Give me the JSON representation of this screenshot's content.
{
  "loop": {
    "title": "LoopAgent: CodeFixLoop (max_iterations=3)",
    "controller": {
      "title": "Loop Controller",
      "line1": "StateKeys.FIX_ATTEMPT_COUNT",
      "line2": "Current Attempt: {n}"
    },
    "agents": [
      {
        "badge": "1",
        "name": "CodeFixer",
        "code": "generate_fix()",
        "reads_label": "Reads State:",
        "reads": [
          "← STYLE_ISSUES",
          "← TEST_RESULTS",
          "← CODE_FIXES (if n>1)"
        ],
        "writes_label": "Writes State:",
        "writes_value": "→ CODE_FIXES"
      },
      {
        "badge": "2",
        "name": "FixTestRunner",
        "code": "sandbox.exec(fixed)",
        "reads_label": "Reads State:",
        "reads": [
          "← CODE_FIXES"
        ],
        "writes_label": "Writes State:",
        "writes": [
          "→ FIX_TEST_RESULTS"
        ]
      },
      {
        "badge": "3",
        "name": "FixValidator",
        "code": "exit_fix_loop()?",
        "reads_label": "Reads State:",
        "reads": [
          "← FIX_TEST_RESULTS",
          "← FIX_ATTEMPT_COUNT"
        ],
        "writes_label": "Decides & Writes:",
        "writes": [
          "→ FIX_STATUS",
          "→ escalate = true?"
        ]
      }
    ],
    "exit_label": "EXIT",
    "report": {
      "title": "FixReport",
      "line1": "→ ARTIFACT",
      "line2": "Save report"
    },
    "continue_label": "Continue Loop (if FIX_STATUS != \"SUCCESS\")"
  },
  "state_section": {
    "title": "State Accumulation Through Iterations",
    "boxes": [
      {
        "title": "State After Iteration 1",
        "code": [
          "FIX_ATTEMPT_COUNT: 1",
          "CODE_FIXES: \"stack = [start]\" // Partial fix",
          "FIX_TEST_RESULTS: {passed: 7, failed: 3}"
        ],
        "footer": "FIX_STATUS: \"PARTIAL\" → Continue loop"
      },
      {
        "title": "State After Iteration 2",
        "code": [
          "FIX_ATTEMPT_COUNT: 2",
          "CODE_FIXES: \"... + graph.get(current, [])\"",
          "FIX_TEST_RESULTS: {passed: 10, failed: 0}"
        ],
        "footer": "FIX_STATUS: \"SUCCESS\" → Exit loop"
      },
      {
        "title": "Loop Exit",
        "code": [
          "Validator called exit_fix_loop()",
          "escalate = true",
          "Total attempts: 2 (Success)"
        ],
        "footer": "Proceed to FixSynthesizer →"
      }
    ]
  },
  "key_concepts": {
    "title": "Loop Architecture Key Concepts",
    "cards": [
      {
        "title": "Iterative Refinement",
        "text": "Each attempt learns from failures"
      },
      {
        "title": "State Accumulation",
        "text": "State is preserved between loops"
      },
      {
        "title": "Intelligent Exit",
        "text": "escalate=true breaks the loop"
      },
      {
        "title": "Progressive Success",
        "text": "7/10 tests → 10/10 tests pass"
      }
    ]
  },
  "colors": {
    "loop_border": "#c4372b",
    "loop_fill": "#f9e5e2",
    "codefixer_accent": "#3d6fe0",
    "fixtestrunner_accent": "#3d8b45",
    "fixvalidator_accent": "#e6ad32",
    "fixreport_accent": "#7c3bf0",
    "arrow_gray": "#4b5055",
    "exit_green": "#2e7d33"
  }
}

= What you need to do =
Copy out all the entries shown above, character for character.

= Output for this exercise =
Give me the JSON representation of this screenshot's content.
{
  "loop": {
    "title": "LoopAgent: CodeFixLoop (max_iterations=3)",
    "controller": {
      "title": "Loop Controller",
      "line1": "StateKeys.FIX_ATTEMPT_COUNT",
      "line2": "Current Attempt: {n}"
    },
    "agents": [
      {
        "badge": "1",
        "name": "CodeFixer",
        "code": "generate_fix()",
        "reads_label": "Reads State:",
        "reads": [
          "← STYLE_ISSUES",
          "← TEST_RESULTS",
          "← CODE_FIXES (if n>1)"
        ],
        "writes_label": "Writes State:",
        "writes_value": "→ CODE_FIXES"
      },
      {
        "badge": "2",
        "name": "FixTestRunner",
        "code": "sandbox.exec(fixed)",
        "reads_label": "Reads State:",
        "reads": [
          "← CODE_FIXES"
        ],
        "writes_label": "Writes State:",
        "writes": [
          "→ FIX_TEST_RESULTS"
        ]
      },
      {
        "badge": "3",
        "name": "FixValidator",
        "code": "exit_fix_loop()?",
        "reads_label": "Reads State:",
        "reads": [
          "← FIX_TEST_RESULTS",
          "← FIX_ATTEMPT_COUNT"
        ],
        "writes_label": "Decides & Writes:",
        "writes": [
          "→ FIX_STATUS",
          "→ escalate = true?"
        ]
      }
    ],
    "exit_label": "EXIT",
    "report": {
      "title": "FixReport",
      "line1": "→ ARTIFACT",
      "line2": "Save report"
    },
    "continue_label": "Continue Loop (if FIX_STATUS != \"SUCCESS\")"
  },
  "state_section": {
    "title": "State Accumulation Through Iterations",
    "boxes": [
      {
        "title": "State After Iteration 1",
        "code": [
          "FIX_ATTEMPT_COUNT: 1",
          "CODE_FIXES: \"stack = [start]\" // Partial fix",
          "FIX_TEST_RESULTS: {passed: 7, failed: 3}"
        ],
        "footer": "FIX_STATUS: \"PARTIAL\" → Continue loop"
      },
      {
        "title": "State After Iteration 2",
        "code": [
          "FIX_ATTEMPT_COUNT: 2",
          "CODE_FIXES: \"... + graph.get(current, [])\"",
          "FIX_TEST_RESULTS: {passed: 10, failed: 0}"
        ],
        "footer": "FIX_STATUS: \"SUCCESS\" → Exit loop"
      },
      {
        "title": "Loop Exit",
        "code": [
          "Validator called exit_fix_loop()",
          "escalate = true",
          "Total attempts: 2 (Success)"
        ],
        "footer": "Proceed to FixSynthesizer →"
      }
    ]
  },
  "key_concepts": {
    "title": "Loop Architecture Key Concepts",
    "cards": [
      {
        "title": "Iterative Refinement",
        "text": "Each attempt learns from failures"
      },
      {
        "title": "State Accumulation",
        "text": "State is preserved between loops"
      },
      {
        "title": "Intelligent Exit",
        "text": "escalate=true breaks the loop"
      },
      {
        "title": "Progressive Success",
        "text": "7/10 tests → 10/10 tests pass"
      }
    ]
  },
  "colors": {
    "loop_border": "#c4372b",
    "loop_fill": "#f9e5e2",
    "codefixer_accent": "#3d6fe0",
    "fixtestrunner_accent": "#3d8b45",
    "fixvalidator_accent": "#e6ad32",
    "fixreport_accent": "#7c3bf0",
    "arrow_gray": "#4b5055",
    "exit_green": "#2e7d33"
  }
}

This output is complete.